* [EXERCISE INSTRUCTIONS] Go through the records and extract every line with the word "name".

* [Figure record extracts]
# # # #
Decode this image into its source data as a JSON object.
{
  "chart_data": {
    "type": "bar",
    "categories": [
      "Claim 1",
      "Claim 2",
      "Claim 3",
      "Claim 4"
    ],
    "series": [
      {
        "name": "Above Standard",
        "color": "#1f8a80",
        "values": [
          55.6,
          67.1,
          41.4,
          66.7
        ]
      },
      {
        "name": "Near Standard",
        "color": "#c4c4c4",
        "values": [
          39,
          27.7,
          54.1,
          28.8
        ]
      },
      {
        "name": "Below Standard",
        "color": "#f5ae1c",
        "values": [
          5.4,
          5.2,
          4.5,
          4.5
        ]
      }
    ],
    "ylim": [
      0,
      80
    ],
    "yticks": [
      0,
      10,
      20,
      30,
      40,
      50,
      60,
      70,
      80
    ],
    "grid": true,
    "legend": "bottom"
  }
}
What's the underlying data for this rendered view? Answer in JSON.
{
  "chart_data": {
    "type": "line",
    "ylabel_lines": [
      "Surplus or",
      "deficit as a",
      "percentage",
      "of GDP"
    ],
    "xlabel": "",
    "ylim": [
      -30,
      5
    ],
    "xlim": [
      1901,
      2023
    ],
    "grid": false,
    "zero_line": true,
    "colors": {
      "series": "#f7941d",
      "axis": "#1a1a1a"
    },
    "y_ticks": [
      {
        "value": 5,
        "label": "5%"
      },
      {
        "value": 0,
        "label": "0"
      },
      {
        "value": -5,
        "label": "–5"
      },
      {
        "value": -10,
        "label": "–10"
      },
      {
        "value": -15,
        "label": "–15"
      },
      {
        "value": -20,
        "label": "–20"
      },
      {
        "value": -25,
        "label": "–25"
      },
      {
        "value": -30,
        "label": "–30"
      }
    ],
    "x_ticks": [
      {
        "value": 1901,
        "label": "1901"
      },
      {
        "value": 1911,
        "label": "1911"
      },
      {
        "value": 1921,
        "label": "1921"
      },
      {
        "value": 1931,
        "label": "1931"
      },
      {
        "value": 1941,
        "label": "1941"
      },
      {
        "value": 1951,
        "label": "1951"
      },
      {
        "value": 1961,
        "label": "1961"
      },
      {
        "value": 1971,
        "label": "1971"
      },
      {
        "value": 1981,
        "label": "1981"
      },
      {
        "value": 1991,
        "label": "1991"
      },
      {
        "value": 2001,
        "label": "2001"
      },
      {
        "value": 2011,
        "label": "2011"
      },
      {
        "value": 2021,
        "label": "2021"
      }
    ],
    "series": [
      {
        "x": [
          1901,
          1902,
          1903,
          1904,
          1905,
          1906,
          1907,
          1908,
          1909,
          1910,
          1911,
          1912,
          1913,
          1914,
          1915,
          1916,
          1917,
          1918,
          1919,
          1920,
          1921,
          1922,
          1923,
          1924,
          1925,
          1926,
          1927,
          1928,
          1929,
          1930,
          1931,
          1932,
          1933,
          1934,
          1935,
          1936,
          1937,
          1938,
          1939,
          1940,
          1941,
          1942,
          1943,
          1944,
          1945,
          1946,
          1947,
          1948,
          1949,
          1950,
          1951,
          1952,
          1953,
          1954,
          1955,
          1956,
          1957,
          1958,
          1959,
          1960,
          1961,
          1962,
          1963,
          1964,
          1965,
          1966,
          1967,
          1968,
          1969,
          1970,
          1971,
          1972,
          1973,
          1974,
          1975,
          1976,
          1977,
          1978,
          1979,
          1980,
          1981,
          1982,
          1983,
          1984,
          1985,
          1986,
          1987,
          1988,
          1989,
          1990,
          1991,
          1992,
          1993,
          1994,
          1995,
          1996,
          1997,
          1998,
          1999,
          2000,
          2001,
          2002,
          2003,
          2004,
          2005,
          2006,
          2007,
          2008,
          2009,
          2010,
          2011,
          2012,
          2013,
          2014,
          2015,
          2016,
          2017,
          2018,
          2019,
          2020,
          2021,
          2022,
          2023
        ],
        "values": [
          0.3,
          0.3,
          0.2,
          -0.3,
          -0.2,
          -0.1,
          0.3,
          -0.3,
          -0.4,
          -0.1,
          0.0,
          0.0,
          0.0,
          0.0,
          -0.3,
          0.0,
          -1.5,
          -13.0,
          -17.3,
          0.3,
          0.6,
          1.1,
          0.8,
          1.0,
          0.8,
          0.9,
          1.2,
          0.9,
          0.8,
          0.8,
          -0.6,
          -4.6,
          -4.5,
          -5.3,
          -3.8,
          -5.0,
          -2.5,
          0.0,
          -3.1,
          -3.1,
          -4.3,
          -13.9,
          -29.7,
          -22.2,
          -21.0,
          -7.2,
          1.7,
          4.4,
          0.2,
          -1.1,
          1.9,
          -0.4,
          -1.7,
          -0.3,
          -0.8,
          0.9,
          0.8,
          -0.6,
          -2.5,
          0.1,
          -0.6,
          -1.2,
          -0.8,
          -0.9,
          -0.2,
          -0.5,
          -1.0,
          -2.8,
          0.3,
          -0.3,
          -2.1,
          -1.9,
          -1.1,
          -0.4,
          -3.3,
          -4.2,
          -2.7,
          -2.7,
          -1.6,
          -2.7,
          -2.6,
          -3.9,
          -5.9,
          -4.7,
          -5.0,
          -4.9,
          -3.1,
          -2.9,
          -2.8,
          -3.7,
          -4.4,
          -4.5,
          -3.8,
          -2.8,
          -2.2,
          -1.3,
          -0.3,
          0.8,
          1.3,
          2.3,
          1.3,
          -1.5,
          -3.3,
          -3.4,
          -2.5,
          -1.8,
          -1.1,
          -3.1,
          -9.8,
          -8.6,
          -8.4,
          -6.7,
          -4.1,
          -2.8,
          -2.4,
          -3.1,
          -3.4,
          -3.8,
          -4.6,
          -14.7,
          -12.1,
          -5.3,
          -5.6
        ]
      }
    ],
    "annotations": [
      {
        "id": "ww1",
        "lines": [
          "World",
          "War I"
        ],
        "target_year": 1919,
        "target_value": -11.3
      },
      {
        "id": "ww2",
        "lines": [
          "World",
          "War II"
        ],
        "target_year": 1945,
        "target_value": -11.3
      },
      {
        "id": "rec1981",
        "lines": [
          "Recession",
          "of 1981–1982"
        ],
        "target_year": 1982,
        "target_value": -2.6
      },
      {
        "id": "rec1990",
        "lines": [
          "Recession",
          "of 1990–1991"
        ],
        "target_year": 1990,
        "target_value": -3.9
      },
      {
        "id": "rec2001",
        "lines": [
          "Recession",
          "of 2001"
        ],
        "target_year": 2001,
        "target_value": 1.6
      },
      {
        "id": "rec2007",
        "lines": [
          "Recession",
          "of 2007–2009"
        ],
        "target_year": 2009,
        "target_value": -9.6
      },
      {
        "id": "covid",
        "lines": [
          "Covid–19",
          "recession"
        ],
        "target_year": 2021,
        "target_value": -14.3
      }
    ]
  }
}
# # # #
* [ANSWER BELOW]
        "name": "Above Standard",
        "name": "Near Standard",
        "name": "Below Standard",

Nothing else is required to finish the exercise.